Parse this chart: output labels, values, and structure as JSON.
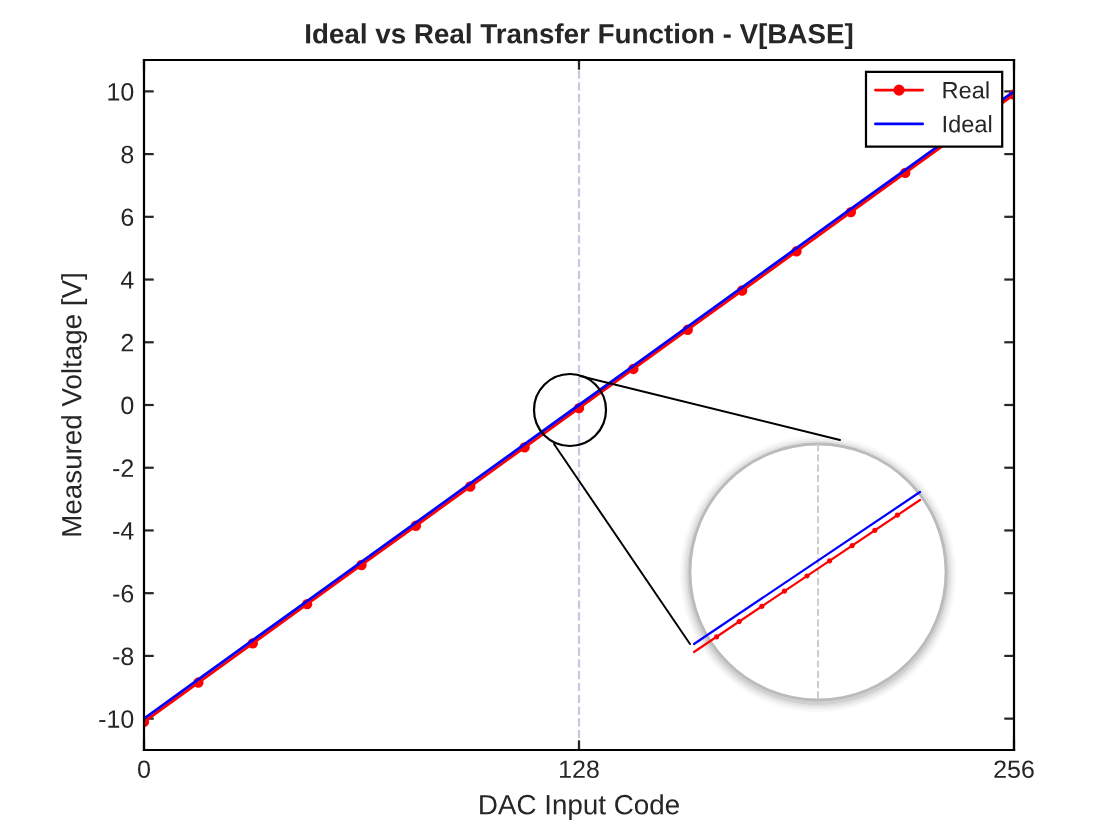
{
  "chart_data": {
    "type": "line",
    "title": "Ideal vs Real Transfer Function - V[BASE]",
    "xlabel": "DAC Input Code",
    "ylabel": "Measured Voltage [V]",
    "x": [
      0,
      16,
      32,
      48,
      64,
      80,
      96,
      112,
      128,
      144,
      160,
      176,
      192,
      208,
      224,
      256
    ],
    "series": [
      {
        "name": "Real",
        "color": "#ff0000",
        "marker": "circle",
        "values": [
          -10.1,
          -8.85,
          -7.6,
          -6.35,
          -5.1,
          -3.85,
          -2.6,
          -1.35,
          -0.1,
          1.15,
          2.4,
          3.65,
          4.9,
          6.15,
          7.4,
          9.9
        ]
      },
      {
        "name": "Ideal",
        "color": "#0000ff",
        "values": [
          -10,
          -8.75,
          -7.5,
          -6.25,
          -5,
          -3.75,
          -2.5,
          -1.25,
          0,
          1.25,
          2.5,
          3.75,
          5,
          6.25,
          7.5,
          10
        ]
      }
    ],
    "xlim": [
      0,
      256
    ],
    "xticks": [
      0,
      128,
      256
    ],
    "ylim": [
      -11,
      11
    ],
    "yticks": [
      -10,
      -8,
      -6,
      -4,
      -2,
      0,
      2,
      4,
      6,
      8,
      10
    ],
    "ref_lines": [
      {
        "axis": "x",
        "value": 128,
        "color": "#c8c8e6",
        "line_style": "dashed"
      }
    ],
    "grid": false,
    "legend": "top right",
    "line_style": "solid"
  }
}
----
• _What this task involves_
Retype the listing exactly. Pictures do not belong in the copy.

• _Problem solution_
Parse this chart: output labels, values, and structure as JSON.
{
  "chart_data": {
    "type": "line",
    "title": "Ideal vs Real Transfer Function - V[BASE]",
    "xlabel": "DAC Input Code",
    "ylabel": "Measured Voltage [V]",
    "x": [
      0,
      16,
      32,
      48,
      64,
      80,
      96,
      112,
      128,
      144,
      160,
      176,
      192,
      208,
      224,
      256
    ],
    "series": [
      {
        "name": "Real",
        "color": "#ff0000",
        "marker": "circle",
        "values": [
          -10.1,
          -8.85,
          -7.6,
          -6.35,
          -5.1,
          -3.85,
          -2.6,
          -1.35,
          -0.1,
          1.15,
          2.4,
          3.65,
          4.9,
          6.15,
          7.4,
          9.9
        ]
      },
      {
        "name": "Ideal",
        "color": "#0000ff",
        "values": [
          -10,
          -8.75,
          -7.5,
          -6.25,
          -5,
          -3.75,
          -2.5,
          -1.25,
          0,
          1.25,
          2.5,
          3.75,
          5,
          6.25,
          7.5,
          10
        ]
      }
    ],
    "xlim": [
      0,
      256
    ],
    "xticks": [
      0,
      128,
      256
    ],
    "ylim": [
      -11,
      11
    ],
    "yticks": [
      -10,
      -8,
      -6,
      -4,
      -2,
      0,
      2,
      4,
      6,
      8,
      10
    ],
    "ref_lines": [
      {
        "axis": "x",
        "value": 128,
        "color": "#c8c8e6",
        "line_style": "dashed"
      }
    ],
    "grid": false,
    "legend": "top right",
    "line_style": "solid"
  }
}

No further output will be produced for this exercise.